SHORT TASK | Read the records and gather each line that includes "have".

Collection entries
----

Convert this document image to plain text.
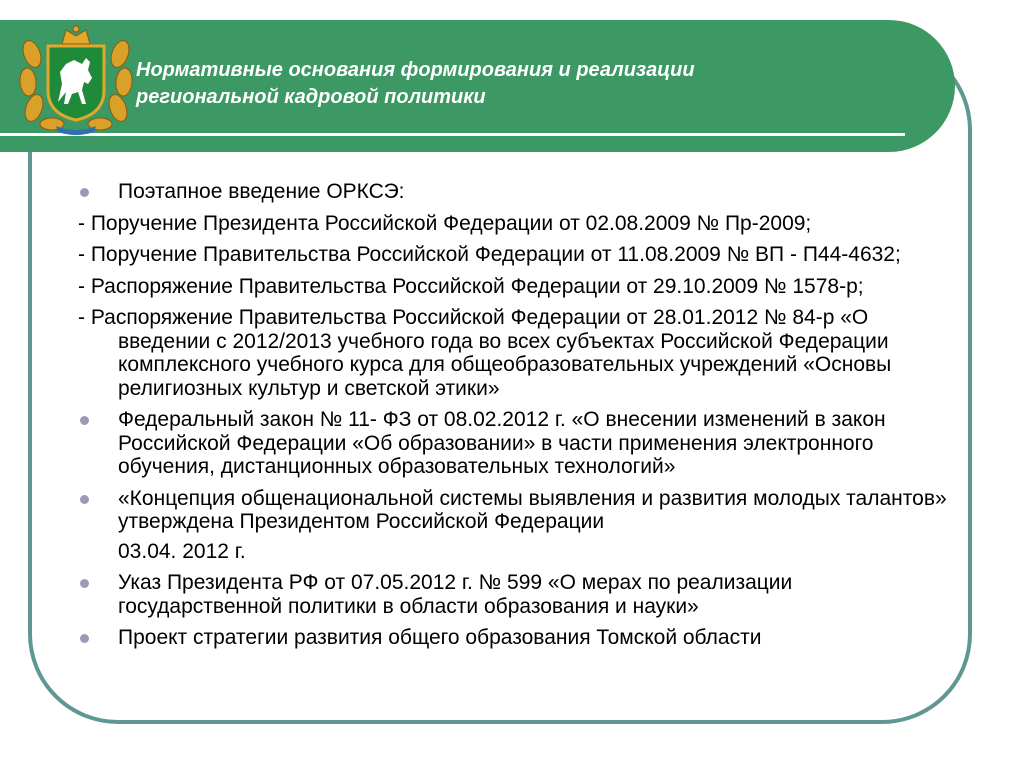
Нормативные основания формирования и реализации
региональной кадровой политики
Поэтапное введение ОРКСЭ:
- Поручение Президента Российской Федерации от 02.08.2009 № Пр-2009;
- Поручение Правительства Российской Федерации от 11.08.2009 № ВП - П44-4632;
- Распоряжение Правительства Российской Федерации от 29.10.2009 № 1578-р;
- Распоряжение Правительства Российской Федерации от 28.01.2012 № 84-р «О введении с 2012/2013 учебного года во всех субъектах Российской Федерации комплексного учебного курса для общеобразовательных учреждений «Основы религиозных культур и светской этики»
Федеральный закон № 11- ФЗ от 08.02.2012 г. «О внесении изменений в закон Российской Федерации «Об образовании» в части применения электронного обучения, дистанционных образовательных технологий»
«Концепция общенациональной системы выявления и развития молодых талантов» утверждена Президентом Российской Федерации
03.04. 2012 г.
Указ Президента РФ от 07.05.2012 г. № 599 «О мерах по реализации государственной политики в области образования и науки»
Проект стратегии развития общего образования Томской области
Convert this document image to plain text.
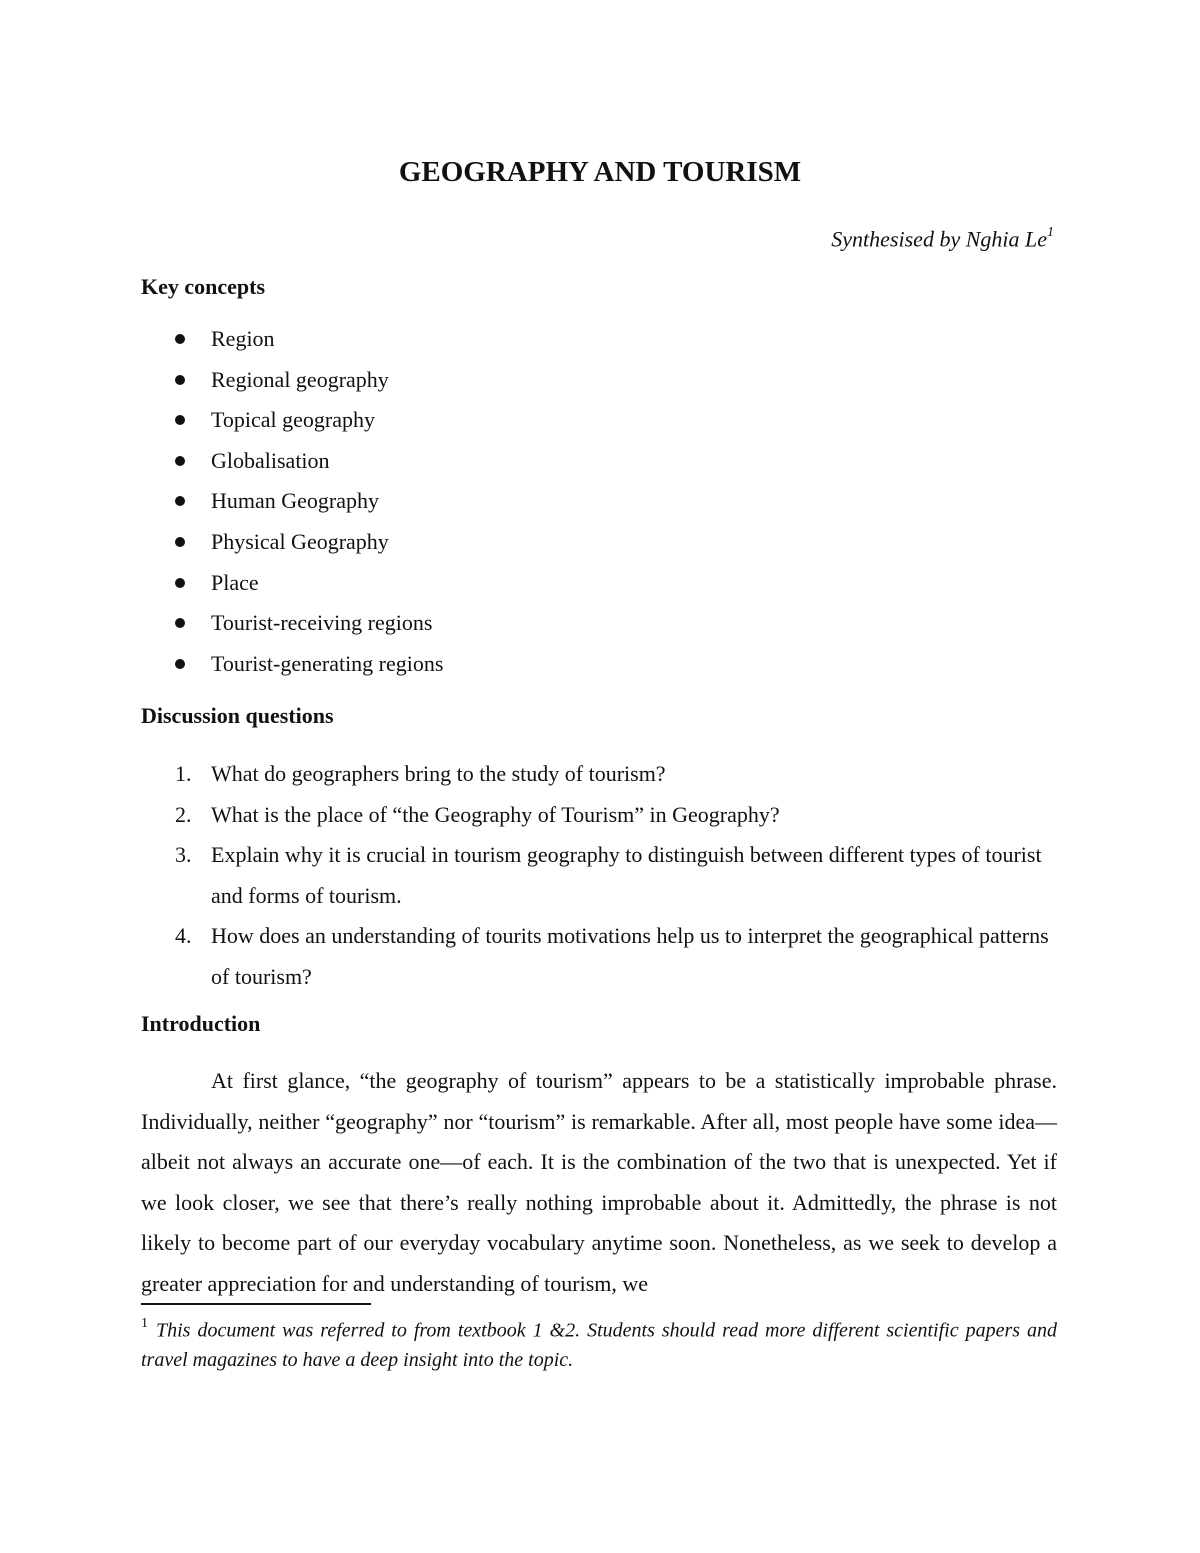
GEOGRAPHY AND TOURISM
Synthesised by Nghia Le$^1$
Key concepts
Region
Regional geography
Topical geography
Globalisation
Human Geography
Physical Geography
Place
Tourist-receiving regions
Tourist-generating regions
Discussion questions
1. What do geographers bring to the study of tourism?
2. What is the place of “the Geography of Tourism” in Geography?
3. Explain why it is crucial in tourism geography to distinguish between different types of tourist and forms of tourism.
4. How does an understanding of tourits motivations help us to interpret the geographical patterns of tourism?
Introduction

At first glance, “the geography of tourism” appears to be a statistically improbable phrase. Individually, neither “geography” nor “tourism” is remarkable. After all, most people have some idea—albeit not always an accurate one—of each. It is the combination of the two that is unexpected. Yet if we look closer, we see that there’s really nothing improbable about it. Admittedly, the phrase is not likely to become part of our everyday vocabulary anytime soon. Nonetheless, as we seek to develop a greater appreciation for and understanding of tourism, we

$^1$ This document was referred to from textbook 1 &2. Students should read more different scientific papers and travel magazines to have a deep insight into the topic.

----

ANSWER TO THIS TASK |
At first glance, “the geography of tourism” appears to be a statistically improbable phrase. Individually, neither “geography” nor “tourism” is remarkable. After all, most people have some idea—albeit not always an accurate one—of each. It is the combination of the two that is unexpected. Yet if we look closer, we see that there’s really nothing improbable about it. Admittedly, the phrase is not likely to become part of our everyday vocabulary anytime soon. Nonetheless, as we seek to develop a greater appreciation for and understanding of tourism, we
$^1$ This document was referred to from textbook 1 &2. Students should read more different scientific papers and travel magazines to have a deep insight into the topic.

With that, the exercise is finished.